▸ Given exercise
Restate each of the lines given below, word for word.

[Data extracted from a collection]
** START **
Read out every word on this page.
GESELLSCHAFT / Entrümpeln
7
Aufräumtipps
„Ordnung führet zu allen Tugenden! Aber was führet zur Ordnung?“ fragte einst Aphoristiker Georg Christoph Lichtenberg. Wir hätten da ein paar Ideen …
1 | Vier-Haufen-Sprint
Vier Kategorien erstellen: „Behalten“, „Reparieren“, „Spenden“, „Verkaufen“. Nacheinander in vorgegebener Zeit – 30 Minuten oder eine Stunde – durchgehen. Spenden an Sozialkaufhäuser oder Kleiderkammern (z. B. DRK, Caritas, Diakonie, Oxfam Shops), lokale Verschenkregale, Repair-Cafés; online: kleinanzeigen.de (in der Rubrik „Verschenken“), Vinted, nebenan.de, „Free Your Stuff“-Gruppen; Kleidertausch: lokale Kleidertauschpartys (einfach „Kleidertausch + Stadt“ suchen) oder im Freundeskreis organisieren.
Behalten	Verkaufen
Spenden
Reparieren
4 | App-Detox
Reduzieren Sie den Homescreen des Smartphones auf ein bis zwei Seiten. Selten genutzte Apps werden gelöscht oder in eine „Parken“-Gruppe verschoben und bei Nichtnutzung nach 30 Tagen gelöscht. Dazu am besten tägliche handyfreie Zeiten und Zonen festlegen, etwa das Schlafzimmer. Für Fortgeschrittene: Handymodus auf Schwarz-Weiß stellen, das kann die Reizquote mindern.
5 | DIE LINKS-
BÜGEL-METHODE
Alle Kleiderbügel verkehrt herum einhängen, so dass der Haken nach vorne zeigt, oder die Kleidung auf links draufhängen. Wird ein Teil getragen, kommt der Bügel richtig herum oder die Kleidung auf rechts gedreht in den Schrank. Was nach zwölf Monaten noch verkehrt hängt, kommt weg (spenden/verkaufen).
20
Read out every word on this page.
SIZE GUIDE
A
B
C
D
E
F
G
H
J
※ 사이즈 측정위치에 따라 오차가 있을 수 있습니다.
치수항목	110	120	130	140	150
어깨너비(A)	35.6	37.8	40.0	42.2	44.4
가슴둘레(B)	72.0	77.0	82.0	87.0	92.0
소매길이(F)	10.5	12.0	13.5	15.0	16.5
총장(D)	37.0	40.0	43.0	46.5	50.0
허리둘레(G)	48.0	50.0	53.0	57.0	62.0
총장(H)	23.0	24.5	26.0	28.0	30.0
** END **
▸ Solution for this problem
Read out every word on this page.
GESELLSCHAFT / Entrümpeln
7
Aufräumtipps
„Ordnung führet zu allen Tugenden! Aber was führet zur Ordnung?“ fragte einst Aphoristiker Georg Christoph Lichtenberg. Wir hätten da ein paar Ideen …
1 | Vier-Haufen-Sprint
Vier Kategorien erstellen: „Behalten“, „Reparieren“, „Spenden“, „Verkaufen“. Nacheinander in vorgegebener Zeit – 30 Minuten oder eine Stunde – durchgehen. Spenden an Sozialkaufhäuser oder Kleiderkammern (z. B. DRK, Caritas, Diakonie, Oxfam Shops), lokale Verschenkregale, Repair-Cafés; online: kleinanzeigen.de (in der Rubrik „Verschenken“), Vinted, nebenan.de, „Free Your Stuff“-Gruppen; Kleidertausch: lokale Kleidertauschpartys (einfach „Kleidertausch + Stadt“ suchen) oder im Freundeskreis organisieren.
Behalten	Verkaufen
Spenden
Reparieren
4 | App-Detox
Reduzieren Sie den Homescreen des Smartphones auf ein bis zwei Seiten. Selten genutzte Apps werden gelöscht oder in eine „Parken“-Gruppe verschoben und bei Nichtnutzung nach 30 Tagen gelöscht. Dazu am besten tägliche handyfreie Zeiten und Zonen festlegen, etwa das Schlafzimmer. Für Fortgeschrittene: Handymodus auf Schwarz-Weiß stellen, das kann die Reizquote mindern.
5 | DIE LINKS-
BÜGEL-METHODE
Alle Kleiderbügel verkehrt herum einhängen, so dass der Haken nach vorne zeigt, oder die Kleidung auf links draufhängen. Wird ein Teil getragen, kommt der Bügel richtig herum oder die Kleidung auf rechts gedreht in den Schrank. Was nach zwölf Monaten noch verkehrt hängt, kommt weg (spenden/verkaufen).
20
Read out every word on this page.
SIZE GUIDE
A
B
C
D
E
F
G
H
J
※ 사이즈 측정위치에 따라 오차가 있을 수 있습니다.
치수항목	110	120	130	140	150
어깨너비(A)	35.6	37.8	40.0	42.2	44.4
가슴둘레(B)	72.0	77.0	82.0	87.0	92.0
소매길이(F)	10.5	12.0	13.5	15.0	16.5
총장(D)	37.0	40.0	43.0	46.5	50.0
허리둘레(G)	48.0	50.0	53.0	57.0	62.0
총장(H)	23.0	24.5	26.0	28.0	30.0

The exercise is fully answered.